[Source data]

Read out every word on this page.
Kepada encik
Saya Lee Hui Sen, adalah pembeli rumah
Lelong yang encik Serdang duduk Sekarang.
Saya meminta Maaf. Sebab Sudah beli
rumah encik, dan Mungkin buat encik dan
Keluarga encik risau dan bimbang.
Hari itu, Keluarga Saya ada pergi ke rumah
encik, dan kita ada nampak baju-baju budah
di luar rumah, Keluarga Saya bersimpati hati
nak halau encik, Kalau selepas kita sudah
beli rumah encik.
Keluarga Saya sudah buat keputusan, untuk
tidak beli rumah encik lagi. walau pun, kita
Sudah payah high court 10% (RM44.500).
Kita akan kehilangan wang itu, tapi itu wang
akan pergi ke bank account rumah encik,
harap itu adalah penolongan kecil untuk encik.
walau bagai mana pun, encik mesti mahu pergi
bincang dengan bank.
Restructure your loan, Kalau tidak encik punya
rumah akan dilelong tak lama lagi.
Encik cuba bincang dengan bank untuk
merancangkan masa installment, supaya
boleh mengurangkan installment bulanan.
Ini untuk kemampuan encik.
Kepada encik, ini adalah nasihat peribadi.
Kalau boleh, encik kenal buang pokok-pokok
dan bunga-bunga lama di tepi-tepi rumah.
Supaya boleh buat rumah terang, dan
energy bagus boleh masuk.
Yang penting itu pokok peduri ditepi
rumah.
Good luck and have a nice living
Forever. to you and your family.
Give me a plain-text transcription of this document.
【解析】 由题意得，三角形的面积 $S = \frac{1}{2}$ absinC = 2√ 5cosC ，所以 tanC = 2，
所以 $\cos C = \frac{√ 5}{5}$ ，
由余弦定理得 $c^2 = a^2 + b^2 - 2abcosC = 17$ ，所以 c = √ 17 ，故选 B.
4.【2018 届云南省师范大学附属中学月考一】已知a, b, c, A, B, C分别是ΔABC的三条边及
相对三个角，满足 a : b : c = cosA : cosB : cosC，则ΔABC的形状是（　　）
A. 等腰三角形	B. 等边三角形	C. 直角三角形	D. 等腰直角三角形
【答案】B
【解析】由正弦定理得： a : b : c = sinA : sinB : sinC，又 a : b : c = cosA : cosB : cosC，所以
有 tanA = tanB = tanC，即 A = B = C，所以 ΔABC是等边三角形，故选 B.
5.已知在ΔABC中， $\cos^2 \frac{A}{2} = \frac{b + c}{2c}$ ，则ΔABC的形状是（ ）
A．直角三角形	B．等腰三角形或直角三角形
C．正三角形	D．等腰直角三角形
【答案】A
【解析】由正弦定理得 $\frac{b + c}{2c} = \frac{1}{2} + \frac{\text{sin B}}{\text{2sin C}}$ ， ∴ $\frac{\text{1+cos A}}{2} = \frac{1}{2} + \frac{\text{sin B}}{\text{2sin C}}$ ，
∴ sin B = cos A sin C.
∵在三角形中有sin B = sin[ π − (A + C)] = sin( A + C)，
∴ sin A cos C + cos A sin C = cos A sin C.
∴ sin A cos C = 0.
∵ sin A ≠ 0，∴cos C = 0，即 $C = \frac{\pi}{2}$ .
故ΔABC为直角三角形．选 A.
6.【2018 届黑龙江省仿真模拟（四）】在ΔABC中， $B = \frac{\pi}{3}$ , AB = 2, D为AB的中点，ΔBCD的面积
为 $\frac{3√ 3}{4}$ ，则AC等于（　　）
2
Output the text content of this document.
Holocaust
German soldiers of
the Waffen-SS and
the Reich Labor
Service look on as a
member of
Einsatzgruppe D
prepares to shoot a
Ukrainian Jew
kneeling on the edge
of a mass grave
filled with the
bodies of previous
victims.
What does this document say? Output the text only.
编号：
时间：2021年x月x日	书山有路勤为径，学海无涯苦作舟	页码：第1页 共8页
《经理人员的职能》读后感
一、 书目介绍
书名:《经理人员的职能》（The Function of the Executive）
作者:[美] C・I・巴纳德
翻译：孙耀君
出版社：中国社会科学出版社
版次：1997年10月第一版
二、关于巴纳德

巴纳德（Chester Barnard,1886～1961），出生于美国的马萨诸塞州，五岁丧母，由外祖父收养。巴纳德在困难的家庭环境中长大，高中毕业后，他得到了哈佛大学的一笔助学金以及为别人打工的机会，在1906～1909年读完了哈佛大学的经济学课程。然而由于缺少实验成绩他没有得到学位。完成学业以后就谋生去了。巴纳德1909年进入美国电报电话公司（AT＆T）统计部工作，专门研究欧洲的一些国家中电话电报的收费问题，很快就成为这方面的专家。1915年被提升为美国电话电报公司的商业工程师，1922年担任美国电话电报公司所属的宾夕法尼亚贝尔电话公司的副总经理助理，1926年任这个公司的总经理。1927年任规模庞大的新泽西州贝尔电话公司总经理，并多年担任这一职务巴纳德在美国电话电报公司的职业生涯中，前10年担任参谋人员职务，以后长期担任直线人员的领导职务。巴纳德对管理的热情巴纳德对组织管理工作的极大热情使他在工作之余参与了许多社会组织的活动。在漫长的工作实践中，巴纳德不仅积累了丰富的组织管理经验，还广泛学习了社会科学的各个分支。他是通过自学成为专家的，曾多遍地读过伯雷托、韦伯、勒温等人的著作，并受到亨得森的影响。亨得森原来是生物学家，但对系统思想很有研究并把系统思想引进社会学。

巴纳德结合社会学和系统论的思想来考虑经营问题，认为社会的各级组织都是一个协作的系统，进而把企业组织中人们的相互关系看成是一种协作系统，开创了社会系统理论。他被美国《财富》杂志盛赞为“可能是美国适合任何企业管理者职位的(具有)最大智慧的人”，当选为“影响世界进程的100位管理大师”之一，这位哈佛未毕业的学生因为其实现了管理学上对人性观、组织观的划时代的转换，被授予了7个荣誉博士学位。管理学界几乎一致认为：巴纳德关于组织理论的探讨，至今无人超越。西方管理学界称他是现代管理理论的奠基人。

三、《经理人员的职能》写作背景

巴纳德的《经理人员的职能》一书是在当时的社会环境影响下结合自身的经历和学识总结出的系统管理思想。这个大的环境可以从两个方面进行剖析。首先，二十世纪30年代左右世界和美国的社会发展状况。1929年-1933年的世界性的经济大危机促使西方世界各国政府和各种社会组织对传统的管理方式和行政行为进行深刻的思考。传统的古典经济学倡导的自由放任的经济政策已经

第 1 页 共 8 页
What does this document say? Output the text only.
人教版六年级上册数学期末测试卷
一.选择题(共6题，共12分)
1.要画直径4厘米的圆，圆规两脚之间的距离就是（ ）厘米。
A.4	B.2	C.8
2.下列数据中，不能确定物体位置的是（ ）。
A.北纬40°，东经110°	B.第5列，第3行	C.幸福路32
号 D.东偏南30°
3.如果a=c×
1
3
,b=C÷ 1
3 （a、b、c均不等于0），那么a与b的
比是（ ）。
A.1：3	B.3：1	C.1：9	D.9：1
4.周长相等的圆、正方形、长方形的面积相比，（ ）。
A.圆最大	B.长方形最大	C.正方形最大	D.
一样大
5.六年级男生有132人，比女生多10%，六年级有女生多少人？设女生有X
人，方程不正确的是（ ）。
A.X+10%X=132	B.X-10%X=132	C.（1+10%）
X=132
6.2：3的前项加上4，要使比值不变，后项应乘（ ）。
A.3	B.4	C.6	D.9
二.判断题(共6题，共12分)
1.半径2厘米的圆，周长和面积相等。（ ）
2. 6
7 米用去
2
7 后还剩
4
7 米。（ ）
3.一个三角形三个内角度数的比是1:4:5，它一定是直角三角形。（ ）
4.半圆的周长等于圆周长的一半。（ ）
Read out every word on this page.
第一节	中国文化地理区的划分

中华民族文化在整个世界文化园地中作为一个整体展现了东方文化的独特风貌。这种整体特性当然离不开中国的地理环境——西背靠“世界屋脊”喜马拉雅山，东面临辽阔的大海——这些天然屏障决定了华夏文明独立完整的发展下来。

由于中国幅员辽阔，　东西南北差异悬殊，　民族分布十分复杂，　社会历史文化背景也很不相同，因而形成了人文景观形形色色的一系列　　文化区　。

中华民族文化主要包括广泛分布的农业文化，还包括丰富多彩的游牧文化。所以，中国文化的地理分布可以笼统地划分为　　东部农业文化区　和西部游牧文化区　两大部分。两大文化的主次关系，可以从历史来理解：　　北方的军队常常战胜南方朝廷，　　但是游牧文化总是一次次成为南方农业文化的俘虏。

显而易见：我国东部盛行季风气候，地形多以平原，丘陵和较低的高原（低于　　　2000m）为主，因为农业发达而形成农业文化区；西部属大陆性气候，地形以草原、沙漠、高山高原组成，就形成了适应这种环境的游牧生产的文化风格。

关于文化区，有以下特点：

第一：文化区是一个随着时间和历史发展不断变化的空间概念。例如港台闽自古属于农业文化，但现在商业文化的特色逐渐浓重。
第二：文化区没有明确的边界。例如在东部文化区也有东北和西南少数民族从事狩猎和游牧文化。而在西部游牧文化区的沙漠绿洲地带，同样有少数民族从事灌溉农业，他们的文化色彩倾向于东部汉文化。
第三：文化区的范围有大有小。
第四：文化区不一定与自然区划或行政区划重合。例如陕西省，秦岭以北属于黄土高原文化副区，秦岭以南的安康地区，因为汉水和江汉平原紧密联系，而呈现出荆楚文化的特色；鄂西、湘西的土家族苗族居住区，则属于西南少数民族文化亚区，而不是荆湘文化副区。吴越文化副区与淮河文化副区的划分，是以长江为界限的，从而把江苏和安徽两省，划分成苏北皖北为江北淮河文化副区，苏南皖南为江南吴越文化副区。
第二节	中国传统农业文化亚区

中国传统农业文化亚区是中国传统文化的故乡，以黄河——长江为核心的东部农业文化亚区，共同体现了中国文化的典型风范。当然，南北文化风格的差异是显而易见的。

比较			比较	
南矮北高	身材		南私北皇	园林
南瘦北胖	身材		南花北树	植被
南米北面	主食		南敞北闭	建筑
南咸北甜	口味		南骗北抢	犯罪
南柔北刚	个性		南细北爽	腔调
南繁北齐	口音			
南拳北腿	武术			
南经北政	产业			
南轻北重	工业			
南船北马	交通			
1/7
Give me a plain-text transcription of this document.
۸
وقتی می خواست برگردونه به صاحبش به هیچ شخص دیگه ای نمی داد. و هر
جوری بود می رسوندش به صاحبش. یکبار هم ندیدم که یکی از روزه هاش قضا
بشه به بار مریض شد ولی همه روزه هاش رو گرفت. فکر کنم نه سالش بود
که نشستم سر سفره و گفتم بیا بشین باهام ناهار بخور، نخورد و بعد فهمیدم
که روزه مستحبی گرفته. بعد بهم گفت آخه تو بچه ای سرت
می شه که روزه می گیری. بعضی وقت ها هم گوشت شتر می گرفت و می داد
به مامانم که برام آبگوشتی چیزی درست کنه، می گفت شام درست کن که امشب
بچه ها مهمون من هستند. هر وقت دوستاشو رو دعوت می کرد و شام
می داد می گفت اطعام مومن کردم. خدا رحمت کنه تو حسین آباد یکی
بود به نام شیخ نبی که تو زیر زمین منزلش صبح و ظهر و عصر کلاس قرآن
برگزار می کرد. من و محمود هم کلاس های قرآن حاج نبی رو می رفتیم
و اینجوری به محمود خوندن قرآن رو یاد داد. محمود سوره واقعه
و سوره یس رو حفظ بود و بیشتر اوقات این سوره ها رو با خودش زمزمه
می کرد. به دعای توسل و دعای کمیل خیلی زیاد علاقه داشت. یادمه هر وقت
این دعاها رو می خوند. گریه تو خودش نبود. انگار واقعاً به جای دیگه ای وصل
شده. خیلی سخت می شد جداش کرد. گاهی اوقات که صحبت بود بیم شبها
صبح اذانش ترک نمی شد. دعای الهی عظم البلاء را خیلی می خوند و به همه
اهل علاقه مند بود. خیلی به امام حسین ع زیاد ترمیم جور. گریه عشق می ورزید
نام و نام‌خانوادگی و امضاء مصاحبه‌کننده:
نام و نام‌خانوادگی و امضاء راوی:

- **Exercise requirements**: Read the data above. Pull out each line in which the string "کلاس" appears.

- **Correct result**:
بود به نام شیخ نبی که تو زیر زمین منزلش صبح و ظهر و عصر کلاس قرآن
برگزار می کرد. من و محمود هم کلاس های قرآن حاج نبی رو می رفتیم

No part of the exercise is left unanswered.